[Dataset excerpts]
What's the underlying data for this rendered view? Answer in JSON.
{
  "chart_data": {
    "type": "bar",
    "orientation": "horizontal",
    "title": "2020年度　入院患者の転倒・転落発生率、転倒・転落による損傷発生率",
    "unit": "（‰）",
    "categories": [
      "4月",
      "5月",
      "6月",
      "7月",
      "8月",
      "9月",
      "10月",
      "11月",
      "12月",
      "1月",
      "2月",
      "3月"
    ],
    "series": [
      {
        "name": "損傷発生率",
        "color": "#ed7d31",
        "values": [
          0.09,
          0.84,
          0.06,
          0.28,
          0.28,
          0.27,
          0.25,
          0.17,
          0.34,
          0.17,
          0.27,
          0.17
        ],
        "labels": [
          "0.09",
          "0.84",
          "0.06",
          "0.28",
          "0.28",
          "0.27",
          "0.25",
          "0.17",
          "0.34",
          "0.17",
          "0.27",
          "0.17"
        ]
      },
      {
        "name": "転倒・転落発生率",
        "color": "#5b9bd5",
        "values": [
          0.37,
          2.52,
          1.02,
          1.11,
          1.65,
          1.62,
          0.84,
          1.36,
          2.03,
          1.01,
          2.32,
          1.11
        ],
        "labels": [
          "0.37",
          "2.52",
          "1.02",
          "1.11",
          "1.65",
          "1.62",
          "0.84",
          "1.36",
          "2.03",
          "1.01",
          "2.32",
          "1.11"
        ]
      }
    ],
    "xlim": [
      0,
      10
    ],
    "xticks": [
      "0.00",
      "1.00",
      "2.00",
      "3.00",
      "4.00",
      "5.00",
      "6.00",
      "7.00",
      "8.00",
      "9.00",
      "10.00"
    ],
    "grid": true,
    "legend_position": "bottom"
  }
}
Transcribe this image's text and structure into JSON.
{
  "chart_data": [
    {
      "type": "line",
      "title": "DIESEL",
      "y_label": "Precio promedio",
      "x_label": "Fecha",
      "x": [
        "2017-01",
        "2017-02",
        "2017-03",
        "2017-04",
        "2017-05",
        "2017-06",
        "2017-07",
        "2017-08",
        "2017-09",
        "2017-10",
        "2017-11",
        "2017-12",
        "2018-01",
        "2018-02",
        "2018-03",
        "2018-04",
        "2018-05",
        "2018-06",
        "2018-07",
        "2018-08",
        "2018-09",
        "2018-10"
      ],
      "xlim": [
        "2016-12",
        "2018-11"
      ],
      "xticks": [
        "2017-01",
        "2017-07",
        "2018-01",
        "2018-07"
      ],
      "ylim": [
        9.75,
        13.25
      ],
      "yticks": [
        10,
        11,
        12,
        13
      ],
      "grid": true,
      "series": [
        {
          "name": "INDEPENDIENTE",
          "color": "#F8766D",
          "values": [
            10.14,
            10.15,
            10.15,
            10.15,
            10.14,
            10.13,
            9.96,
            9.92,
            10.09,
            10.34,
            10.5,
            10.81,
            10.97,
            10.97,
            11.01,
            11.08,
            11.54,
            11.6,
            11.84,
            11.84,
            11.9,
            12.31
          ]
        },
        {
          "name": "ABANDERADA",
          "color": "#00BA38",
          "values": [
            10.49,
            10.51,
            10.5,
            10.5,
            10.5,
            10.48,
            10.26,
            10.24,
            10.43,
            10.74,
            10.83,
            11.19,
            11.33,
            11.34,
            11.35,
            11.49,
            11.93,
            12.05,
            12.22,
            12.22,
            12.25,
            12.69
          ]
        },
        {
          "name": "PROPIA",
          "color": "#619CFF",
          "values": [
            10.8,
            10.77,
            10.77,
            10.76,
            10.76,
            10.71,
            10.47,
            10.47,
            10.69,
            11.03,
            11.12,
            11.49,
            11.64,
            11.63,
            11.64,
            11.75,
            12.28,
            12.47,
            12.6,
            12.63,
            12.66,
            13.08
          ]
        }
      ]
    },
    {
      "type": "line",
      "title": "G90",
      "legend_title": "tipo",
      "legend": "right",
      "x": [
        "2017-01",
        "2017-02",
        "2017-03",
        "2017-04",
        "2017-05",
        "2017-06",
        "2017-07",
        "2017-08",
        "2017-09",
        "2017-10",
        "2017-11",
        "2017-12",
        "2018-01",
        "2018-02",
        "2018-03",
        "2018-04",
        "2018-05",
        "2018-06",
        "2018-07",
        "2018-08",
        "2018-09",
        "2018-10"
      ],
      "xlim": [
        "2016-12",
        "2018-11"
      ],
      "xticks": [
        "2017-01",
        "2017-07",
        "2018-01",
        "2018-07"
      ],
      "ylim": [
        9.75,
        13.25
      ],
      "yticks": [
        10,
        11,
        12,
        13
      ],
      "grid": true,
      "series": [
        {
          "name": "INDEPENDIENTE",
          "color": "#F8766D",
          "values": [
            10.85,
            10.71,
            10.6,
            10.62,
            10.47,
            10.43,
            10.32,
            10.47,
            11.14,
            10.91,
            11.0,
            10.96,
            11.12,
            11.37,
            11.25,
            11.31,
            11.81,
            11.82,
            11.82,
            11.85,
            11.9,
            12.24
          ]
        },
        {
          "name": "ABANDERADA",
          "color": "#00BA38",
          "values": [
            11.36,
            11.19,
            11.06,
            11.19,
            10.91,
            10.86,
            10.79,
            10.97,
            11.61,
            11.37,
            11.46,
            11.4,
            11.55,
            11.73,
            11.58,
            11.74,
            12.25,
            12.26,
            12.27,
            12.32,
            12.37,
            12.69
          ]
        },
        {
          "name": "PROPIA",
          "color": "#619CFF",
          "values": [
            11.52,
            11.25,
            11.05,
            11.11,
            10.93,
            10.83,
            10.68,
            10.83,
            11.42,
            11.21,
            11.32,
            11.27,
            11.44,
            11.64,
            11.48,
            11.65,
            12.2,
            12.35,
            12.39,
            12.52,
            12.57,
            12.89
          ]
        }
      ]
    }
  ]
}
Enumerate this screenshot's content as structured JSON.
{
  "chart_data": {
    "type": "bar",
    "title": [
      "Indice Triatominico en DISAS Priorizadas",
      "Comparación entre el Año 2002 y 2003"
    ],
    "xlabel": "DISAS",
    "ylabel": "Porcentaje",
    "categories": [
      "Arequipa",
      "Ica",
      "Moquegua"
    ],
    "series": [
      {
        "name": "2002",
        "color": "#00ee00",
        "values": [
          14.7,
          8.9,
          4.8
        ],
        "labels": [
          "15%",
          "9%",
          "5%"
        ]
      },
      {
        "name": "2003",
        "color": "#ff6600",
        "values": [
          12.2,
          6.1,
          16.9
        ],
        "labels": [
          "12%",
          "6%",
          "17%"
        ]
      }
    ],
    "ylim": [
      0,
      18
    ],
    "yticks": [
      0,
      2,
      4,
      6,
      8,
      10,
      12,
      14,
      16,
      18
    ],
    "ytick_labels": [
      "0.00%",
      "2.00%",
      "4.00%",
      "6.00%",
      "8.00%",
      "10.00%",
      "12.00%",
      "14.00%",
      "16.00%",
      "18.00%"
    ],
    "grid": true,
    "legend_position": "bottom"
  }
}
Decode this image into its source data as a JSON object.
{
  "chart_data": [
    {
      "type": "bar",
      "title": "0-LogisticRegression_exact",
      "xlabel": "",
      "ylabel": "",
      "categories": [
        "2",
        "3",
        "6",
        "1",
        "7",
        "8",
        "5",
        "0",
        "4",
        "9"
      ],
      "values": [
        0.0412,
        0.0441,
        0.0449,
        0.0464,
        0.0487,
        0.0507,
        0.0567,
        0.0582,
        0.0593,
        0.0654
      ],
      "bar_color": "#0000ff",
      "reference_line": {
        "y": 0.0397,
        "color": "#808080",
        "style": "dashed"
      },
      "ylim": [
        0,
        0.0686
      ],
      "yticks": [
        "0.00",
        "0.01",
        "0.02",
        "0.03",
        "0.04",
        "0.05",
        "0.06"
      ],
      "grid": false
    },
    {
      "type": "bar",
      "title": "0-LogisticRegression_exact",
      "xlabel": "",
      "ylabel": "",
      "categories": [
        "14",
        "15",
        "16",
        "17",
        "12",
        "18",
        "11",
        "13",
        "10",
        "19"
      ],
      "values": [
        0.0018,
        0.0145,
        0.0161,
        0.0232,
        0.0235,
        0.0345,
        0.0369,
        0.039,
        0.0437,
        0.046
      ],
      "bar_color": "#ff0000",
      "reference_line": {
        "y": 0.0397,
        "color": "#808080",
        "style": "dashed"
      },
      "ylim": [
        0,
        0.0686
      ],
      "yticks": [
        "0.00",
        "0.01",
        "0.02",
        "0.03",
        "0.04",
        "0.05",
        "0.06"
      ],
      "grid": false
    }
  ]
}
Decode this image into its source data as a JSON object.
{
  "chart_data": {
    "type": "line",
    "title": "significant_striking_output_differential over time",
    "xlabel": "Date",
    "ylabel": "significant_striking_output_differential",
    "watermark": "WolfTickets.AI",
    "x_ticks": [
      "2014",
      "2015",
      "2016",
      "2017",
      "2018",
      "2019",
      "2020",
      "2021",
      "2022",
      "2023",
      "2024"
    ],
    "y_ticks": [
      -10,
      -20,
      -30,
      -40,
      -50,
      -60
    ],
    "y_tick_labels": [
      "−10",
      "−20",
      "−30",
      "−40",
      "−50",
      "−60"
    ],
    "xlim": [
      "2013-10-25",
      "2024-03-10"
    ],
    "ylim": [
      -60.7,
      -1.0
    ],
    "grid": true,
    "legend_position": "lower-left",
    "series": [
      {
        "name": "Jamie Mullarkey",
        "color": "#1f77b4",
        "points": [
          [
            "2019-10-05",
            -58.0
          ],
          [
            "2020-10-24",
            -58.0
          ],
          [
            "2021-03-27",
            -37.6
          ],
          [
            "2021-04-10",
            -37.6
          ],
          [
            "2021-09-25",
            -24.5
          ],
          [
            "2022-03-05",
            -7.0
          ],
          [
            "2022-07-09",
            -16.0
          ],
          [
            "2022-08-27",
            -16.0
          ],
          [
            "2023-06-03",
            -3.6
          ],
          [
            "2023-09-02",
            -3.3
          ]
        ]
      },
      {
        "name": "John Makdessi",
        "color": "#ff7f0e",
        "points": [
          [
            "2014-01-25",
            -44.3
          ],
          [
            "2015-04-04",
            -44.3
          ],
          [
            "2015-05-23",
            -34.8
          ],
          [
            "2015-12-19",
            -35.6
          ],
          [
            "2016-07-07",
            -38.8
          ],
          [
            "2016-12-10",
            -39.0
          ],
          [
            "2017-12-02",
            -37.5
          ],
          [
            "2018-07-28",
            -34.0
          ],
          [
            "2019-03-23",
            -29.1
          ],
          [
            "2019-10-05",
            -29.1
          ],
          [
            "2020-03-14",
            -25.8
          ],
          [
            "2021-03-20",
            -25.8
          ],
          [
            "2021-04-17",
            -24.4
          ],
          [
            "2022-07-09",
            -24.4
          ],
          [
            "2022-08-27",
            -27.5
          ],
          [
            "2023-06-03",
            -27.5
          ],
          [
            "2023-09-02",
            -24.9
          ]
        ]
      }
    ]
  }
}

[Request] What is the number of lines above that contain the string "this"? Answer with the number alone.

[Output of the exercise] 5